Transcribe the records below exactly, leaving out any pictures.

--- Record excerpts ---
-- begin --

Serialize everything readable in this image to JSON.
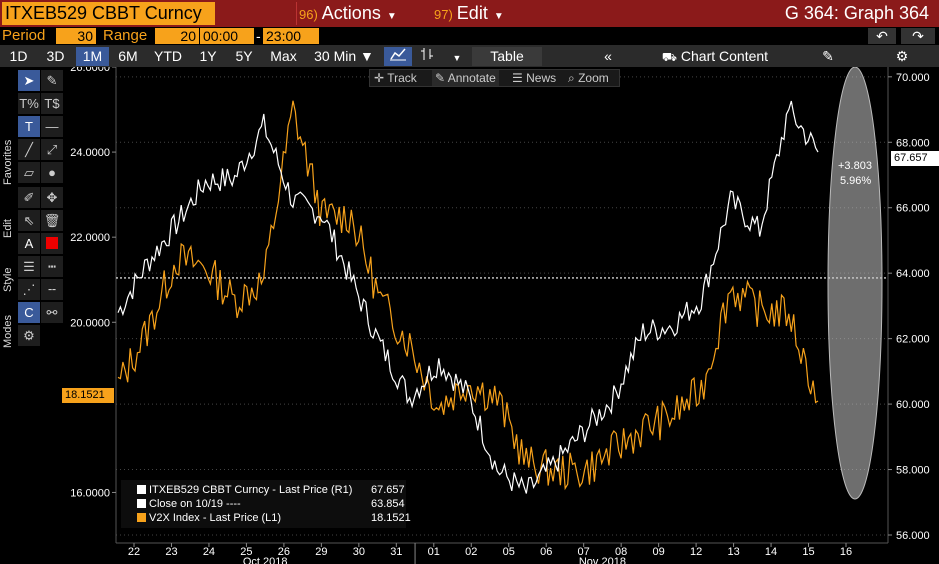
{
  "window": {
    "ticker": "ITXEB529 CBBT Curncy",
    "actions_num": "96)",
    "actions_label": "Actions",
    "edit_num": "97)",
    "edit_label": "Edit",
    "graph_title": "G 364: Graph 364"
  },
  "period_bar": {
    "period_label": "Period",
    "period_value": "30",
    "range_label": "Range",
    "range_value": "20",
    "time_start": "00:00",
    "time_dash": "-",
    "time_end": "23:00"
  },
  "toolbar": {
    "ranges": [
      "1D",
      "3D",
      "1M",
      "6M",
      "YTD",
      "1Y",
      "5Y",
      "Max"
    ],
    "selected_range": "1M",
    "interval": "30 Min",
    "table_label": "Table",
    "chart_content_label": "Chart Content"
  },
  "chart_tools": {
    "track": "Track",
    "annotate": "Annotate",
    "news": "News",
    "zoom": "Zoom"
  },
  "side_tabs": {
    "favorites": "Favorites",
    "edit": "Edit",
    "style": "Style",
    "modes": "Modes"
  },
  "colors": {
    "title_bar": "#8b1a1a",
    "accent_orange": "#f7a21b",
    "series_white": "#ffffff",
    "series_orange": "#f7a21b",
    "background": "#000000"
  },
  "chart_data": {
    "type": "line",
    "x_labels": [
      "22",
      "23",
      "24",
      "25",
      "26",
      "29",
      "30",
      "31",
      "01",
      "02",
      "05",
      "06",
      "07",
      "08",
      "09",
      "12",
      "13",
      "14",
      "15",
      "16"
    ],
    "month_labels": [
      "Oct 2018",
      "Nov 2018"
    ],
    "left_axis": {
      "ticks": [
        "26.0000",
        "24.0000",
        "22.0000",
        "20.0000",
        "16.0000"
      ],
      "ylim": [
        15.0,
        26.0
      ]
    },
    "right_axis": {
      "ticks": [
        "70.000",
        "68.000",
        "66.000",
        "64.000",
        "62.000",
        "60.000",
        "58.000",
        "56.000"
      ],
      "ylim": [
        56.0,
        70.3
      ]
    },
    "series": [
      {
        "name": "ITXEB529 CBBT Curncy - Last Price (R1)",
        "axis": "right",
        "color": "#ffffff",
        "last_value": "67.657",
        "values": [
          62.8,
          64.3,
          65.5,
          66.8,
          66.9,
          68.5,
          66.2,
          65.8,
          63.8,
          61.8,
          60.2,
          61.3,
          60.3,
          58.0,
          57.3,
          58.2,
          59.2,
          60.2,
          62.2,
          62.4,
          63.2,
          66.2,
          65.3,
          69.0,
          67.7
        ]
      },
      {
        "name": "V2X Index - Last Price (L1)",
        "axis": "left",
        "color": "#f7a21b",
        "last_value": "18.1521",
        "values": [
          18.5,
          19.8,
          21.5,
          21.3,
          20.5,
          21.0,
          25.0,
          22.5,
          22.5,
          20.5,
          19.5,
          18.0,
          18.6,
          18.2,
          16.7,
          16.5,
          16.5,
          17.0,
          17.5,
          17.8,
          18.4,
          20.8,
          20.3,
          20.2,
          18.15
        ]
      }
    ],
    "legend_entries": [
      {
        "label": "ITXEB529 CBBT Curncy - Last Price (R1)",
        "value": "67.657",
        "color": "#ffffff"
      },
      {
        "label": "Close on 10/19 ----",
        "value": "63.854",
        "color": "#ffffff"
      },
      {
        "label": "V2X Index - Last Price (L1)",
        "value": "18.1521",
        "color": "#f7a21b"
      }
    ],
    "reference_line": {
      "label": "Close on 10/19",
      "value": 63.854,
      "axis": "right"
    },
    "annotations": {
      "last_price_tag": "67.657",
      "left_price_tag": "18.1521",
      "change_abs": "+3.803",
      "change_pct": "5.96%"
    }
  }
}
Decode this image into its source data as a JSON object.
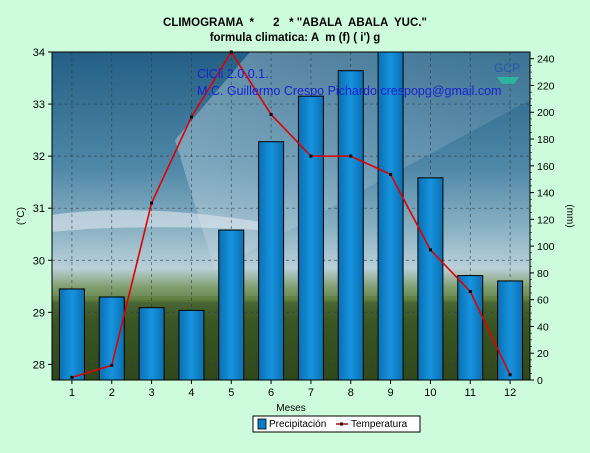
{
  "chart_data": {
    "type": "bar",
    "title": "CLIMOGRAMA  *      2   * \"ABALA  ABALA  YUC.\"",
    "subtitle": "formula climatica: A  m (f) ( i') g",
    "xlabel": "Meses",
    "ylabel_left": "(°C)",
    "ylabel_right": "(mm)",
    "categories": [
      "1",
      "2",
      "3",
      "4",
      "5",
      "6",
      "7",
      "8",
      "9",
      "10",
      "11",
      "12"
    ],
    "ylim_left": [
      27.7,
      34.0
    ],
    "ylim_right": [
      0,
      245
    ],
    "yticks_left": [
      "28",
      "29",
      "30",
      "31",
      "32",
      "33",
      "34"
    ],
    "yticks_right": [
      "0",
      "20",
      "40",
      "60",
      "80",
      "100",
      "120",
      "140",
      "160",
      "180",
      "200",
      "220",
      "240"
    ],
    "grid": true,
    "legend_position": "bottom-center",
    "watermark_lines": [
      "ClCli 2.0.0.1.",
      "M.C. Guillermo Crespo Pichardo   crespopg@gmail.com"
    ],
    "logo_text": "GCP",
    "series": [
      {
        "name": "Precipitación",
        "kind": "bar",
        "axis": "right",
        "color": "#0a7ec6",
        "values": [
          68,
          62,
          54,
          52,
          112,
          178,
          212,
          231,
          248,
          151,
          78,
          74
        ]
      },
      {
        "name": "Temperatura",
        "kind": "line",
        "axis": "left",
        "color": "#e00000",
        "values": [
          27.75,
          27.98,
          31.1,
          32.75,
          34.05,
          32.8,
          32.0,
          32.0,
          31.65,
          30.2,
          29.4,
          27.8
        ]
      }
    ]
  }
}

-- end --

--- Response for this exercise ---
Serialize everything readable in this image to JSON.
{
  "window": {
    "ticker": "ITXEB529 CBBT Curncy",
    "actions_num": "96)",
    "actions_label": "Actions",
    "edit_num": "97)",
    "edit_label": "Edit",
    "graph_title": "G 364: Graph 364"
  },
  "period_bar": {
    "period_label": "Period",
    "period_value": "30",
    "range_label": "Range",
    "range_value": "20",
    "time_start": "00:00",
    "time_dash": "-",
    "time_end": "23:00"
  },
  "toolbar": {
    "ranges": [
      "1D",
      "3D",
      "1M",
      "6M",
      "YTD",
      "1Y",
      "5Y",
      "Max"
    ],
    "selected_range": "1M",
    "interval": "30 Min",
    "table_label": "Table",
    "chart_content_label": "Chart Content"
  },
  "chart_tools": {
    "track": "Track",
    "annotate": "Annotate",
    "news": "News",
    "zoom": "Zoom"
  },
  "side_tabs": {
    "favorites": "Favorites",
    "edit": "Edit",
    "style": "Style",
    "modes": "Modes"
  },
  "colors": {
    "title_bar": "#8b1a1a",
    "accent_orange": "#f7a21b",
    "series_white": "#ffffff",
    "series_orange": "#f7a21b",
    "background": "#000000"
  },
  "chart_data": {
    "type": "line",
    "x_labels": [
      "22",
      "23",
      "24",
      "25",
      "26",
      "29",
      "30",
      "31",
      "01",
      "02",
      "05",
      "06",
      "07",
      "08",
      "09",
      "12",
      "13",
      "14",
      "15",
      "16"
    ],
    "month_labels": [
      "Oct 2018",
      "Nov 2018"
    ],
    "left_axis": {
      "ticks": [
        "26.0000",
        "24.0000",
        "22.0000",
        "20.0000",
        "16.0000"
      ],
      "ylim": [
        15.0,
        26.0
      ]
    },
    "right_axis": {
      "ticks": [
        "70.000",
        "68.000",
        "66.000",
        "64.000",
        "62.000",
        "60.000",
        "58.000",
        "56.000"
      ],
      "ylim": [
        56.0,
        70.3
      ]
    },
    "series": [
      {
        "name": "ITXEB529 CBBT Curncy - Last Price (R1)",
        "axis": "right",
        "color": "#ffffff",
        "last_value": "67.657",
        "values": [
          62.8,
          64.3,
          65.5,
          66.8,
          66.9,
          68.5,
          66.2,
          65.8,
          63.8,
          61.8,
          60.2,
          61.3,
          60.3,
          58.0,
          57.3,
          58.2,
          59.2,
          60.2,
          62.2,
          62.4,
          63.2,
          66.2,
          65.3,
          69.0,
          67.7
        ]
      },
      {
        "name": "V2X Index - Last Price (L1)",
        "axis": "left",
        "color": "#f7a21b",
        "last_value": "18.1521",
        "values": [
          18.5,
          19.8,
          21.5,
          21.3,
          20.5,
          21.0,
          25.0,
          22.5,
          22.5,
          20.5,
          19.5,
          18.0,
          18.6,
          18.2,
          16.7,
          16.5,
          16.5,
          17.0,
          17.5,
          17.8,
          18.4,
          20.8,
          20.3,
          20.2,
          18.15
        ]
      }
    ],
    "legend_entries": [
      {
        "label": "ITXEB529 CBBT Curncy - Last Price (R1)",
        "value": "67.657",
        "color": "#ffffff"
      },
      {
        "label": "Close on 10/19 ----",
        "value": "63.854",
        "color": "#ffffff"
      },
      {
        "label": "V2X Index - Last Price (L1)",
        "value": "18.1521",
        "color": "#f7a21b"
      }
    ],
    "reference_line": {
      "label": "Close on 10/19",
      "value": 63.854,
      "axis": "right"
    },
    "annotations": {
      "last_price_tag": "67.657",
      "left_price_tag": "18.1521",
      "change_abs": "+3.803",
      "change_pct": "5.96%"
    }
  }
}
Decode this image into its source data as a JSON object.
{
  "chart_data": {
    "type": "bar",
    "title": "CLIMOGRAMA  *      2   * \"ABALA  ABALA  YUC.\"",
    "subtitle": "formula climatica: A  m (f) ( i') g",
    "xlabel": "Meses",
    "ylabel_left": "(°C)",
    "ylabel_right": "(mm)",
    "categories": [
      "1",
      "2",
      "3",
      "4",
      "5",
      "6",
      "7",
      "8",
      "9",
      "10",
      "11",
      "12"
    ],
    "ylim_left": [
      27.7,
      34.0
    ],
    "ylim_right": [
      0,
      245
    ],
    "yticks_left": [
      "28",
      "29",
      "30",
      "31",
      "32",
      "33",
      "34"
    ],
    "yticks_right": [
      "0",
      "20",
      "40",
      "60",
      "80",
      "100",
      "120",
      "140",
      "160",
      "180",
      "200",
      "220",
      "240"
    ],
    "grid": true,
    "legend_position": "bottom-center",
    "watermark_lines": [
      "ClCli 2.0.0.1.",
      "M.C. Guillermo Crespo Pichardo   crespopg@gmail.com"
    ],
    "logo_text": "GCP",
    "series": [
      {
        "name": "Precipitación",
        "kind": "bar",
        "axis": "right",
        "color": "#0a7ec6",
        "values": [
          68,
          62,
          54,
          52,
          112,
          178,
          212,
          231,
          248,
          151,
          78,
          74
        ]
      },
      {
        "name": "Temperatura",
        "kind": "line",
        "axis": "left",
        "color": "#e00000",
        "values": [
          27.75,
          27.98,
          31.1,
          32.75,
          34.05,
          32.8,
          32.0,
          32.0,
          31.65,
          30.2,
          29.4,
          27.8
        ]
      }
    ]
  }
}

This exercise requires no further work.